- **OBJECTIVE**:
What follows is a listing; restate every line of it word for word.
[start]
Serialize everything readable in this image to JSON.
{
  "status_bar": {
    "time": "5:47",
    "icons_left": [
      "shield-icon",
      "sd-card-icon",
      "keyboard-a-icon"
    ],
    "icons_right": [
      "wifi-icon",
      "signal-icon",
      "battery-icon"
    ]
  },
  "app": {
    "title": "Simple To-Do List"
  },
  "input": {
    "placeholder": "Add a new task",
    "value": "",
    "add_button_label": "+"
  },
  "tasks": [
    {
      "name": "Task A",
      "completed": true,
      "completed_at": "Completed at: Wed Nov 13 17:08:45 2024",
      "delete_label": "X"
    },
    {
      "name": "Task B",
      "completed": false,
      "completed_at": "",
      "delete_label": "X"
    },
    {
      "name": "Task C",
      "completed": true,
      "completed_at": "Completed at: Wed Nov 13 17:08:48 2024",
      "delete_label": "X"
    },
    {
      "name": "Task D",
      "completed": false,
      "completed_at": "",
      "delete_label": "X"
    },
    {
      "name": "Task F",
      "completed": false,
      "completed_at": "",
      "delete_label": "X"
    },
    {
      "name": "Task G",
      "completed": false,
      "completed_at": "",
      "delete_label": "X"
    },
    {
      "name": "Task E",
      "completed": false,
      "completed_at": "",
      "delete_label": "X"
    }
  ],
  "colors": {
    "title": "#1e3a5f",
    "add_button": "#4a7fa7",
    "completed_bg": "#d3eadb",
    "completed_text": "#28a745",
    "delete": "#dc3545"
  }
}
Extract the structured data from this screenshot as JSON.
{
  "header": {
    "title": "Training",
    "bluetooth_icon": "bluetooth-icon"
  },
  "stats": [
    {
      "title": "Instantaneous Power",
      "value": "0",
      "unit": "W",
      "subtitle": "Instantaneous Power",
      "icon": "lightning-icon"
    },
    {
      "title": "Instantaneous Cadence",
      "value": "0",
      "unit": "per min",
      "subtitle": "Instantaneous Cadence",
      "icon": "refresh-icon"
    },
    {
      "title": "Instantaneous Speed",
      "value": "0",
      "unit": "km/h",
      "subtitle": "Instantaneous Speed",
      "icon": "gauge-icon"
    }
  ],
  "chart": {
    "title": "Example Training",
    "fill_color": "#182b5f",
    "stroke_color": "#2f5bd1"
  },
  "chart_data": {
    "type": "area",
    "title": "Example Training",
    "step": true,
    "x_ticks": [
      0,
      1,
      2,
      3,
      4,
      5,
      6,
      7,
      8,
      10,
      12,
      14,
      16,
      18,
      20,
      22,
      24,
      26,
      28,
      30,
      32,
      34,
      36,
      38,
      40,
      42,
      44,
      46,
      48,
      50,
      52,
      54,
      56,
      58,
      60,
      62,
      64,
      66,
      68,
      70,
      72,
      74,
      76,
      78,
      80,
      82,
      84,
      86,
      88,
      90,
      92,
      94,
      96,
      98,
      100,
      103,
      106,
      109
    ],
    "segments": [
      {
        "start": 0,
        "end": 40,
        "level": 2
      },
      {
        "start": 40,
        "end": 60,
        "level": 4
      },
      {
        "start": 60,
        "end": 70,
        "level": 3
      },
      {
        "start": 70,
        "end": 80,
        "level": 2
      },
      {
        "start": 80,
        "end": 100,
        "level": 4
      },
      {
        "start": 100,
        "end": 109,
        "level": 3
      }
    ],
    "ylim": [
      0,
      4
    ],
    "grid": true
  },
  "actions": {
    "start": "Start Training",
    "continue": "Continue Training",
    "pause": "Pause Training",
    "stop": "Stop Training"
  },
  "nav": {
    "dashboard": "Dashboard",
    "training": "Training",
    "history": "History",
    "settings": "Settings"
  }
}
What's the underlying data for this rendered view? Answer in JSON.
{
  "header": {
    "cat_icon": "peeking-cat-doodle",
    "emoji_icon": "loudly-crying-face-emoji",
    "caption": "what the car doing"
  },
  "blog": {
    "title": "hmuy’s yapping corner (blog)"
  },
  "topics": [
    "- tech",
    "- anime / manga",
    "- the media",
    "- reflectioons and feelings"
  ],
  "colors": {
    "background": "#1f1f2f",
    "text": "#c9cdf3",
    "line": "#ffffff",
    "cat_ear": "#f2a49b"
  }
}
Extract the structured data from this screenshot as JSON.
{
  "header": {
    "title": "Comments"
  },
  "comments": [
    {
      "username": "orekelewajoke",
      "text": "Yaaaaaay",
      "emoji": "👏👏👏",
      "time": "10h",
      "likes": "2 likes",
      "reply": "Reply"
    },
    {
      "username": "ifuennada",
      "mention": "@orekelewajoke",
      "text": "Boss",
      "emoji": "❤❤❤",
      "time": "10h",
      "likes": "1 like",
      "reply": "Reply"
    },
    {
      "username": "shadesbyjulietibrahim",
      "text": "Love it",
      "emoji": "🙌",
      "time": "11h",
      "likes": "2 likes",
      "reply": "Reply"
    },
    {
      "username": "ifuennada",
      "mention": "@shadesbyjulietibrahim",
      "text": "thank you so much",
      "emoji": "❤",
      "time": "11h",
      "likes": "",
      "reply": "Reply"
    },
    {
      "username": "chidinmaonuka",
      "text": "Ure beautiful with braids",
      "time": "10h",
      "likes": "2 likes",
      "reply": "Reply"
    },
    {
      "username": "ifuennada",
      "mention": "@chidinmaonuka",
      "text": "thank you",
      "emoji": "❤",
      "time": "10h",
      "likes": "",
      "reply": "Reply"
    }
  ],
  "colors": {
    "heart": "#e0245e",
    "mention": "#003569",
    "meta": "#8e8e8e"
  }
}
[end]
- **WORKED ANSWER**:
Serialize everything readable in this image to JSON.
{
  "status_bar": {
    "time": "5:47",
    "icons_left": [
      "shield-icon",
      "sd-card-icon",
      "keyboard-a-icon"
    ],
    "icons_right": [
      "wifi-icon",
      "signal-icon",
      "battery-icon"
    ]
  },
  "app": {
    "title": "Simple To-Do List"
  },
  "input": {
    "placeholder": "Add a new task",
    "value": "",
    "add_button_label": "+"
  },
  "tasks": [
    {
      "name": "Task A",
      "completed": true,
      "completed_at": "Completed at: Wed Nov 13 17:08:45 2024",
      "delete_label": "X"
    },
    {
      "name": "Task B",
      "completed": false,
      "completed_at": "",
      "delete_label": "X"
    },
    {
      "name": "Task C",
      "completed": true,
      "completed_at": "Completed at: Wed Nov 13 17:08:48 2024",
      "delete_label": "X"
    },
    {
      "name": "Task D",
      "completed": false,
      "completed_at": "",
      "delete_label": "X"
    },
    {
      "name": "Task F",
      "completed": false,
      "completed_at": "",
      "delete_label": "X"
    },
    {
      "name": "Task G",
      "completed": false,
      "completed_at": "",
      "delete_label": "X"
    },
    {
      "name": "Task E",
      "completed": false,
      "completed_at": "",
      "delete_label": "X"
    }
  ],
  "colors": {
    "title": "#1e3a5f",
    "add_button": "#4a7fa7",
    "completed_bg": "#d3eadb",
    "completed_text": "#28a745",
    "delete": "#dc3545"
  }
}
Extract the structured data from this screenshot as JSON.
{
  "header": {
    "title": "Training",
    "bluetooth_icon": "bluetooth-icon"
  },
  "stats": [
    {
      "title": "Instantaneous Power",
      "value": "0",
      "unit": "W",
      "subtitle": "Instantaneous Power",
      "icon": "lightning-icon"
    },
    {
      "title": "Instantaneous Cadence",
      "value": "0",
      "unit": "per min",
      "subtitle": "Instantaneous Cadence",
      "icon": "refresh-icon"
    },
    {
      "title": "Instantaneous Speed",
      "value": "0",
      "unit": "km/h",
      "subtitle": "Instantaneous Speed",
      "icon": "gauge-icon"
    }
  ],
  "chart": {
    "title": "Example Training",
    "fill_color": "#182b5f",
    "stroke_color": "#2f5bd1"
  },
  "chart_data": {
    "type": "area",
    "title": "Example Training",
    "step": true,
    "x_ticks": [
      0,
      1,
      2,
      3,
      4,
      5,
      6,
      7,
      8,
      10,
      12,
      14,
      16,
      18,
      20,
      22,
      24,
      26,
      28,
      30,
      32,
      34,
      36,
      38,
      40,
      42,
      44,
      46,
      48,
      50,
      52,
      54,
      56,
      58,
      60,
      62,
      64,
      66,
      68,
      70,
      72,
      74,
      76,
      78,
      80,
      82,
      84,
      86,
      88,
      90,
      92,
      94,
      96,
      98,
      100,
      103,
      106,
      109
    ],
    "segments": [
      {
        "start": 0,
        "end": 40,
        "level": 2
      },
      {
        "start": 40,
        "end": 60,
        "level": 4
      },
      {
        "start": 60,
        "end": 70,
        "level": 3
      },
      {
        "start": 70,
        "end": 80,
        "level": 2
      },
      {
        "start": 80,
        "end": 100,
        "level": 4
      },
      {
        "start": 100,
        "end": 109,
        "level": 3
      }
    ],
    "ylim": [
      0,
      4
    ],
    "grid": true
  },
  "actions": {
    "start": "Start Training",
    "continue": "Continue Training",
    "pause": "Pause Training",
    "stop": "Stop Training"
  },
  "nav": {
    "dashboard": "Dashboard",
    "training": "Training",
    "history": "History",
    "settings": "Settings"
  }
}
What's the underlying data for this rendered view? Answer in JSON.
{
  "header": {
    "cat_icon": "peeking-cat-doodle",
    "emoji_icon": "loudly-crying-face-emoji",
    "caption": "what the car doing"
  },
  "blog": {
    "title": "hmuy’s yapping corner (blog)"
  },
  "topics": [
    "- tech",
    "- anime / manga",
    "- the media",
    "- reflectioons and feelings"
  ],
  "colors": {
    "background": "#1f1f2f",
    "text": "#c9cdf3",
    "line": "#ffffff",
    "cat_ear": "#f2a49b"
  }
}
Extract the structured data from this screenshot as JSON.
{
  "header": {
    "title": "Comments"
  },
  "comments": [
    {
      "username": "orekelewajoke",
      "text": "Yaaaaaay",
      "emoji": "👏👏👏",
      "time": "10h",
      "likes": "2 likes",
      "reply": "Reply"
    },
    {
      "username": "ifuennada",
      "mention": "@orekelewajoke",
      "text": "Boss",
      "emoji": "❤❤❤",
      "time": "10h",
      "likes": "1 like",
      "reply": "Reply"
    },
    {
      "username": "shadesbyjulietibrahim",
      "text": "Love it",
      "emoji": "🙌",
      "time": "11h",
      "likes": "2 likes",
      "reply": "Reply"
    },
    {
      "username": "ifuennada",
      "mention": "@shadesbyjulietibrahim",
      "text": "thank you so much",
      "emoji": "❤",
      "time": "11h",
      "likes": "",
      "reply": "Reply"
    },
    {
      "username": "chidinmaonuka",
      "text": "Ure beautiful with braids",
      "time": "10h",
      "likes": "2 likes",
      "reply": "Reply"
    },
    {
      "username": "ifuennada",
      "mention": "@chidinmaonuka",
      "text": "thank you",
      "emoji": "❤",
      "time": "10h",
      "likes": "",
      "reply": "Reply"
    }
  ],
  "colors": {
    "heart": "#e0245e",
    "mention": "#003569",
    "meta": "#8e8e8e"
  }
}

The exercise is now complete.